▸ Data records

#####

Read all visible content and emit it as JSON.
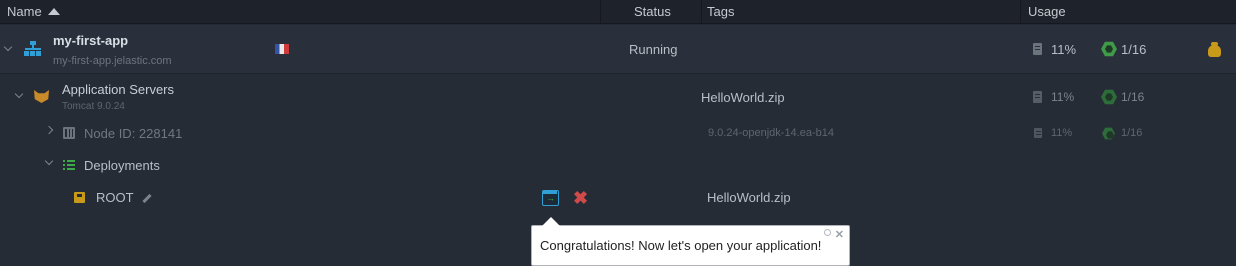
{
  "header": {
    "name": "Name",
    "status": "Status",
    "tags": "Tags",
    "usage": "Usage"
  },
  "environment": {
    "name": "my-first-app",
    "domain": "my-first-app.jelastic.com",
    "status": "Running",
    "disk": "11%",
    "cloudlets": "1/16",
    "icons": {
      "env": "topology-tree-icon",
      "region": "france-flag-icon",
      "billing": "money-bag-icon",
      "disk": "disk-icon",
      "cloudlets": "cloudlet-hex-icon"
    }
  },
  "app_servers": {
    "title": "Application Servers",
    "subtitle": "Tomcat 9.0.24",
    "tag": "HelloWorld.zip",
    "disk": "11%",
    "cloudlets": "1/16"
  },
  "node": {
    "label": "Node ID: 228141",
    "tag": "9.0.24-openjdk-14.ea-b14",
    "disk": "11%",
    "cloudlets": "1/16"
  },
  "deployments": {
    "label": "Deployments"
  },
  "root": {
    "label": "ROOT",
    "tag": "HelloWorld.zip"
  },
  "tooltip": {
    "text": "Congratulations! Now let's open your application!"
  },
  "colors": {
    "background": "#242a34",
    "accent_blue": "#2f9fd6",
    "accent_green": "#3f9a4a",
    "danger": "#d14a4a",
    "gold": "#c79a1a"
  }
}
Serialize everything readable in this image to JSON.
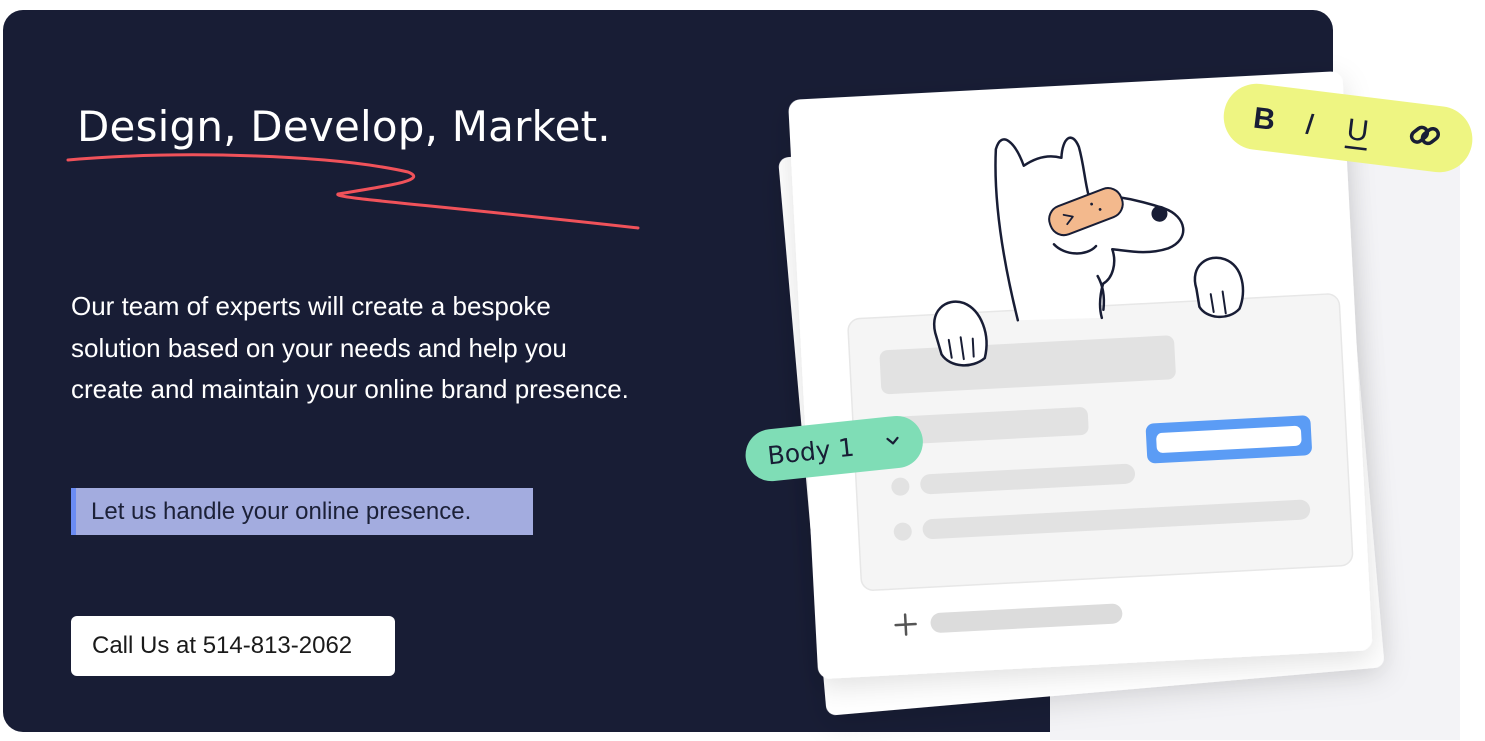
{
  "hero": {
    "title": "Design, Develop, Market.",
    "description": "Our team of experts will create a bespoke solution based on your needs and help you create and maintain your online brand presence.",
    "highlight": "Let us handle your online presence.",
    "cta_label": "Call Us at 514-813-2062"
  },
  "editor": {
    "toolbar": {
      "bold": "B",
      "italic": "I",
      "underline": "U"
    },
    "style_dropdown": {
      "selected": "Body 1"
    },
    "icons": [
      "link-icon",
      "chevron-down-icon",
      "plus-icon"
    ]
  },
  "colors": {
    "background": "#181d35",
    "scribble": "#f0525a",
    "highlight": "#a3acdf",
    "toolbar_pill": "#eef582",
    "dropdown_pill": "#7fddb6",
    "input_border": "#5b9cf5",
    "bandage": "#f3b98d"
  }
}
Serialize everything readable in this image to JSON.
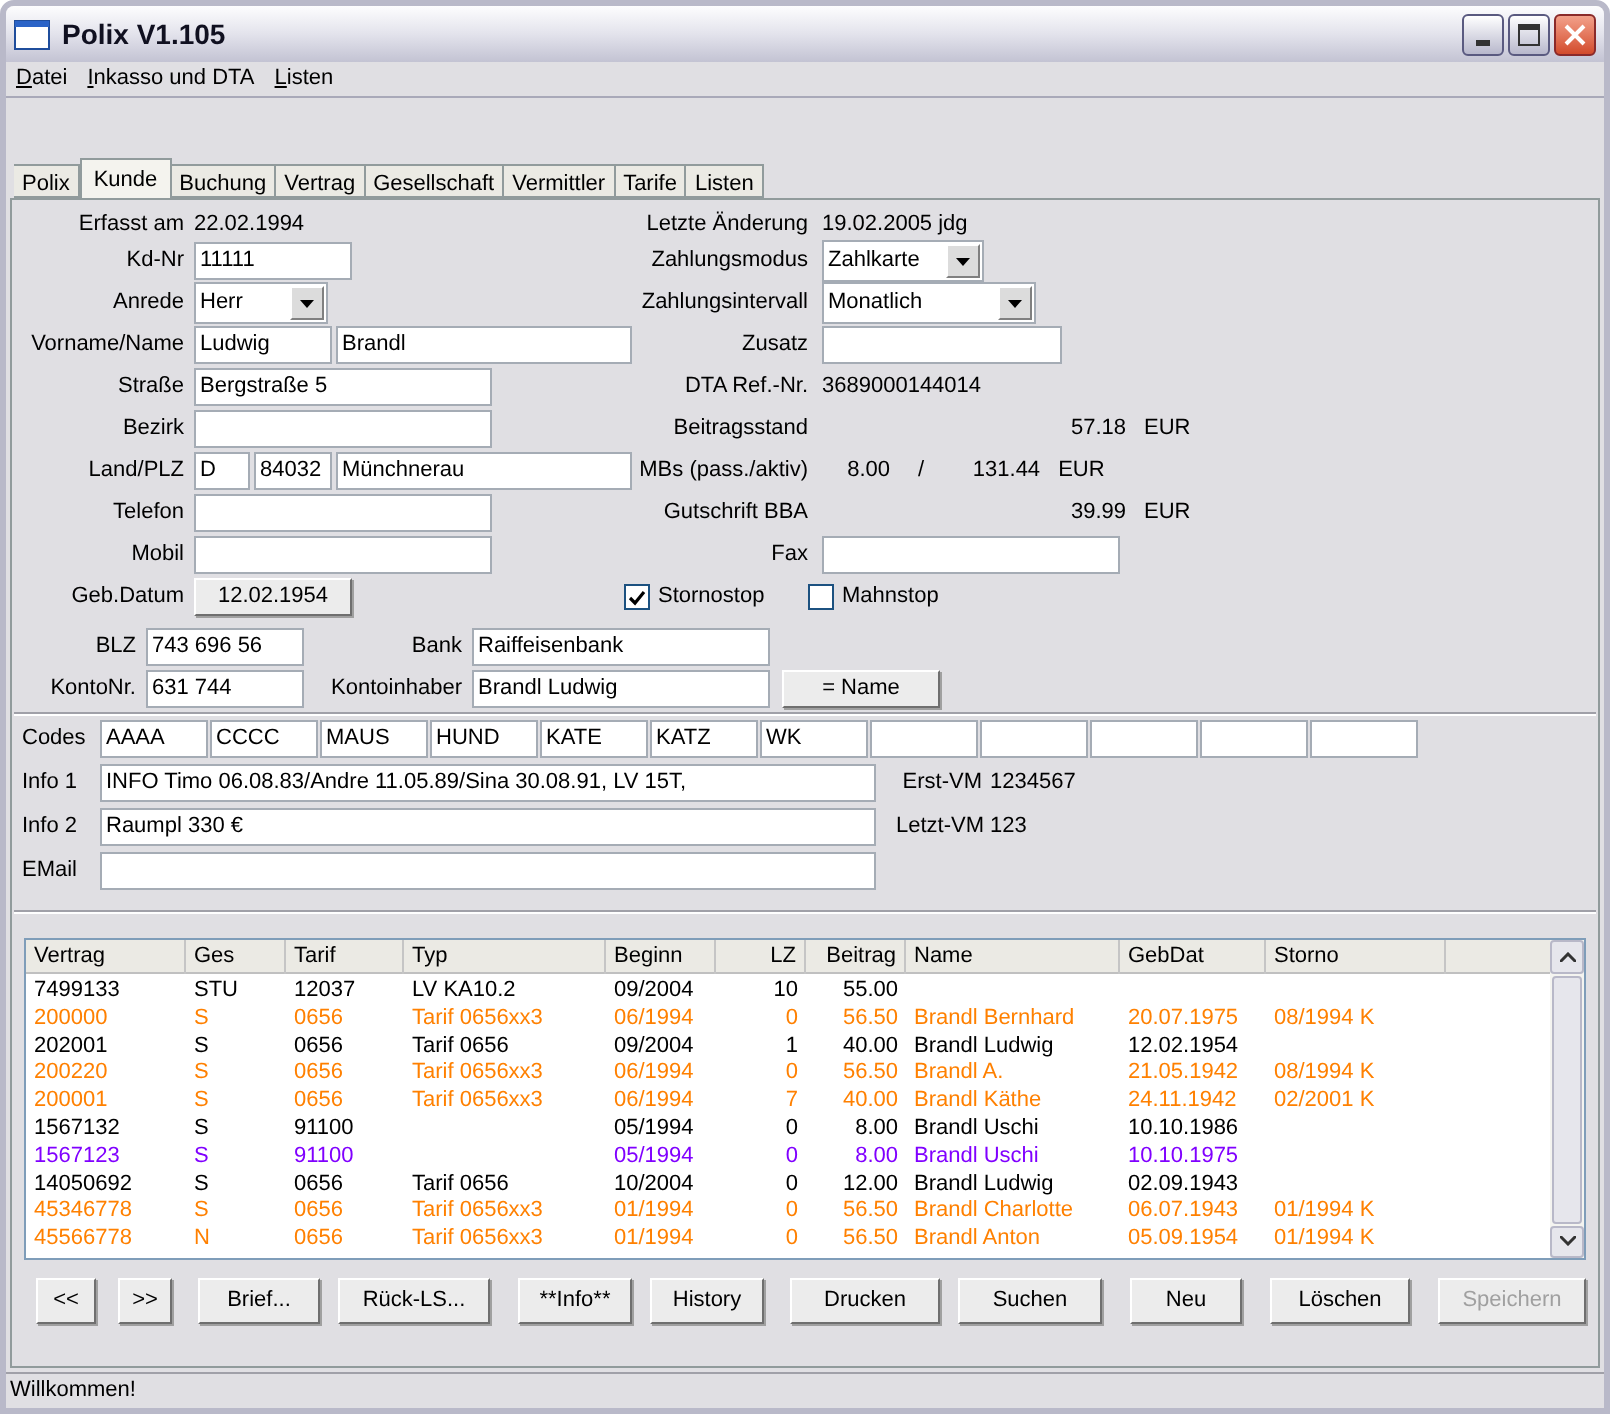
{
  "window": {
    "title": "Polix V1.105"
  },
  "menu": [
    "Datei",
    "Inkasso und DTA",
    "Listen"
  ],
  "tabs": [
    {
      "label": "Polix",
      "selected": false
    },
    {
      "label": "Kunde",
      "selected": true
    },
    {
      "label": "Buchung",
      "selected": false
    },
    {
      "label": "Vertrag",
      "selected": false
    },
    {
      "label": "Gesellschaft",
      "selected": false
    },
    {
      "label": "Vermittler",
      "selected": false
    },
    {
      "label": "Tarife",
      "selected": false
    },
    {
      "label": "Listen",
      "selected": false
    }
  ],
  "customer": {
    "erfasst_am": {
      "label": "Erfasst am",
      "value": "22.02.1994"
    },
    "kd_nr": {
      "label": "Kd-Nr",
      "value": "11111"
    },
    "anrede": {
      "label": "Anrede",
      "value": "Herr"
    },
    "vorname_name": {
      "label": "Vorname/Name",
      "first": "Ludwig",
      "last": "Brandl"
    },
    "strasse": {
      "label": "Straße",
      "value": "Bergstraße 5"
    },
    "bezirk": {
      "label": "Bezirk"
    },
    "land_plz": {
      "label": "Land/PLZ",
      "land": "D",
      "plz": "84032",
      "ort": "Münchnerau"
    },
    "telefon": {
      "label": "Telefon"
    },
    "mobil": {
      "label": "Mobil"
    },
    "geb_datum": {
      "label": "Geb.Datum",
      "value": "12.02.1954"
    },
    "letzte_aenderung": {
      "label": "Letzte Änderung",
      "value": "19.02.2005 jdg"
    },
    "zahlungsmodus": {
      "label": "Zahlungsmodus",
      "value": "Zahlkarte"
    },
    "zahlungsintervall": {
      "label": "Zahlungsintervall",
      "value": "Monatlich"
    },
    "zusatz": {
      "label": "Zusatz"
    },
    "dta_ref": {
      "label": "DTA Ref.-Nr.",
      "value": "3689000144014"
    },
    "beitragsstand": {
      "label": "Beitragsstand",
      "value": "57.18",
      "unit": "EUR"
    },
    "mbs": {
      "label": "MBs (pass./aktiv)",
      "passive": "8.00",
      "separator": "/",
      "active": "131.44",
      "unit": "EUR"
    },
    "gutschrift": {
      "label": "Gutschrift BBA",
      "value": "39.99",
      "unit": "EUR"
    },
    "fax": {
      "label": "Fax"
    },
    "stornostop": {
      "label": "Stornostop",
      "checked": true
    },
    "mahnstop": {
      "label": "Mahnstop",
      "checked": false
    },
    "blz": {
      "label": "BLZ",
      "value": "743 696 56"
    },
    "kontonr": {
      "label": "KontoNr.",
      "value": "631 744"
    },
    "bank": {
      "label": "Bank",
      "value": "Raiffeisenbank"
    },
    "kontoinhaber": {
      "label": "Kontoinhaber",
      "value": "Brandl Ludwig"
    },
    "name_button": "= Name",
    "codes": {
      "label": "Codes",
      "values": [
        "AAAA",
        "CCCC",
        "MAUS",
        "HUND",
        "KATE",
        "KATZ",
        "WK"
      ]
    },
    "info1": {
      "label": "Info 1",
      "value": "INFO Timo 06.08.83/Andre 11.05.89/Sina 30.08.91, LV 15T,"
    },
    "info2": {
      "label": "Info 2",
      "value": "Raumpl 330 €"
    },
    "email": {
      "label": "EMail"
    },
    "erst_vm": {
      "label": "Erst-VM",
      "value": "1234567"
    },
    "letzt_vm": {
      "label": "Letzt-VM",
      "value": "123"
    }
  },
  "table": {
    "columns": [
      "Vertrag",
      "Ges",
      "Tarif",
      "Typ",
      "Beginn",
      "LZ",
      "Beitrag",
      "Name",
      "GebDat",
      "Storno"
    ],
    "rows": [
      {
        "color": "#000000",
        "cells": [
          "7499133",
          "STU",
          "12037",
          "LV KA10.2",
          "09/2004",
          "10",
          "55.00",
          "",
          "",
          ""
        ]
      },
      {
        "color": "#ff8000",
        "cells": [
          "200000",
          "S",
          "0656",
          "Tarif 0656xx3",
          "06/1994",
          "0",
          "56.50",
          "Brandl Bernhard",
          "20.07.1975",
          "08/1994 K"
        ]
      },
      {
        "color": "#000000",
        "cells": [
          "202001",
          "S",
          "0656",
          "Tarif 0656",
          "09/2004",
          "1",
          "40.00",
          "Brandl Ludwig",
          "12.02.1954",
          ""
        ]
      },
      {
        "color": "#ff8000",
        "cells": [
          "200220",
          "S",
          "0656",
          "Tarif 0656xx3",
          "06/1994",
          "0",
          "56.50",
          "Brandl A.",
          "21.05.1942",
          "08/1994 K"
        ]
      },
      {
        "color": "#ff8000",
        "cells": [
          "200001",
          "S",
          "0656",
          "Tarif 0656xx3",
          "06/1994",
          "7",
          "40.00",
          "Brandl Käthe",
          "24.11.1942",
          "02/2001 K"
        ]
      },
      {
        "color": "#000000",
        "cells": [
          "1567132",
          "S",
          "91100",
          "",
          "05/1994",
          "0",
          "8.00",
          "Brandl Uschi",
          "10.10.1986",
          ""
        ]
      },
      {
        "color": "#8000ff",
        "cells": [
          "1567123",
          "S",
          "91100",
          "",
          "05/1994",
          "0",
          "8.00",
          "Brandl Uschi",
          "10.10.1975",
          ""
        ]
      },
      {
        "color": "#000000",
        "cells": [
          "14050692",
          "S",
          "0656",
          "Tarif 0656",
          "10/2004",
          "0",
          "12.00",
          "Brandl Ludwig",
          "02.09.1943",
          ""
        ]
      },
      {
        "color": "#ff8000",
        "cells": [
          "45346778",
          "S",
          "0656",
          "Tarif 0656xx3",
          "01/1994",
          "0",
          "56.50",
          "Brandl Charlotte",
          "06.07.1943",
          "01/1994 K"
        ]
      },
      {
        "color": "#ff8000",
        "cells": [
          "45566778",
          "N",
          "0656",
          "Tarif 0656xx3",
          "01/1994",
          "0",
          "56.50",
          "Brandl Anton",
          "05.09.1954",
          "01/1994 K"
        ]
      }
    ]
  },
  "buttons": [
    {
      "label": "<<",
      "disabled": false
    },
    {
      "label": ">>",
      "disabled": false
    },
    {
      "label": "Brief...",
      "disabled": false
    },
    {
      "label": "Rück-LS...",
      "disabled": false
    },
    {
      "label": "**Info**",
      "disabled": false
    },
    {
      "label": "History",
      "disabled": false
    },
    {
      "label": "Drucken",
      "disabled": false
    },
    {
      "label": "Suchen",
      "disabled": false
    },
    {
      "label": "Neu",
      "disabled": false
    },
    {
      "label": "Löschen",
      "disabled": false
    },
    {
      "label": "Speichern",
      "disabled": true
    }
  ],
  "status_bar": "Willkommen!"
}
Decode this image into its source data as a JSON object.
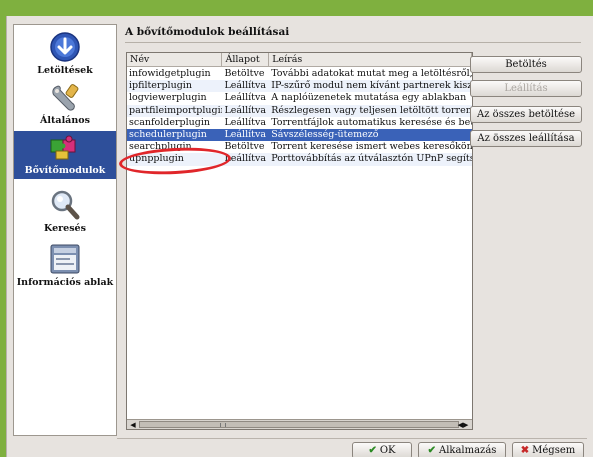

#####

▸ What to produce
Find every line of the data that holds the string "JSON", then say how many there are and nothing else.

▸ Full response
4